— START —

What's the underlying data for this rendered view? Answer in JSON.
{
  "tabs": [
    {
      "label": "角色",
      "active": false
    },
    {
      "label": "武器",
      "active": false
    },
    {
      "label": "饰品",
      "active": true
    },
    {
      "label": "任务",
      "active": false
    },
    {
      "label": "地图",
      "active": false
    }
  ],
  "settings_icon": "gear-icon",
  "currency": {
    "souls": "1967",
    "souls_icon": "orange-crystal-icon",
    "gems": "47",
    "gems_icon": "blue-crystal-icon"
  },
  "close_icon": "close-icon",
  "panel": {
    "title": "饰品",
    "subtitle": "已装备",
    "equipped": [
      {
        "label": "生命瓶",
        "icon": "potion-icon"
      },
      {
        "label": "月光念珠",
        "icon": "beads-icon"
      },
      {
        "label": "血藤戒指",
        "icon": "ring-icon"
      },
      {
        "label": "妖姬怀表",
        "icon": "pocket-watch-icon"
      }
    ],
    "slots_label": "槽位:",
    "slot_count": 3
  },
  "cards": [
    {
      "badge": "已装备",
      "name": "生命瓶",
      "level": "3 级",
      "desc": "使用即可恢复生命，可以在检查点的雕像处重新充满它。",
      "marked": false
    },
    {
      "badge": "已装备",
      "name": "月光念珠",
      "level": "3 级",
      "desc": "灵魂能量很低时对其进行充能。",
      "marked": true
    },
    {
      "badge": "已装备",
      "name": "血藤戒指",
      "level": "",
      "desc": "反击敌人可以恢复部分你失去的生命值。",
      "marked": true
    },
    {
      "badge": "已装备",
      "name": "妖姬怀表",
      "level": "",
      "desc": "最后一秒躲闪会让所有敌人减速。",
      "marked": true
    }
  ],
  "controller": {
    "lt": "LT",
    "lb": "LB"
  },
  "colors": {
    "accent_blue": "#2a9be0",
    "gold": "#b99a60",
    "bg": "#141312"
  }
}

— END —

Task details. Give back the data above exactly as it appears.

Output for this task.
What's the underlying data for this rendered view? Answer in JSON.
{
  "tabs": [
    {
      "label": "角色",
      "active": false
    },
    {
      "label": "武器",
      "active": false
    },
    {
      "label": "饰品",
      "active": true
    },
    {
      "label": "任务",
      "active": false
    },
    {
      "label": "地图",
      "active": false
    }
  ],
  "settings_icon": "gear-icon",
  "currency": {
    "souls": "1967",
    "souls_icon": "orange-crystal-icon",
    "gems": "47",
    "gems_icon": "blue-crystal-icon"
  },
  "close_icon": "close-icon",
  "panel": {
    "title": "饰品",
    "subtitle": "已装备",
    "equipped": [
      {
        "label": "生命瓶",
        "icon": "potion-icon"
      },
      {
        "label": "月光念珠",
        "icon": "beads-icon"
      },
      {
        "label": "血藤戒指",
        "icon": "ring-icon"
      },
      {
        "label": "妖姬怀表",
        "icon": "pocket-watch-icon"
      }
    ],
    "slots_label": "槽位:",
    "slot_count": 3
  },
  "cards": [
    {
      "badge": "已装备",
      "name": "生命瓶",
      "level": "3 级",
      "desc": "使用即可恢复生命，可以在检查点的雕像处重新充满它。",
      "marked": false
    },
    {
      "badge": "已装备",
      "name": "月光念珠",
      "level": "3 级",
      "desc": "灵魂能量很低时对其进行充能。",
      "marked": true
    },
    {
      "badge": "已装备",
      "name": "血藤戒指",
      "level": "",
      "desc": "反击敌人可以恢复部分你失去的生命值。",
      "marked": true
    },
    {
      "badge": "已装备",
      "name": "妖姬怀表",
      "level": "",
      "desc": "最后一秒躲闪会让所有敌人减速。",
      "marked": true
    }
  ],
  "controller": {
    "lt": "LT",
    "lb": "LB"
  },
  "colors": {
    "accent_blue": "#2a9be0",
    "gold": "#b99a60",
    "bg": "#141312"
  }
}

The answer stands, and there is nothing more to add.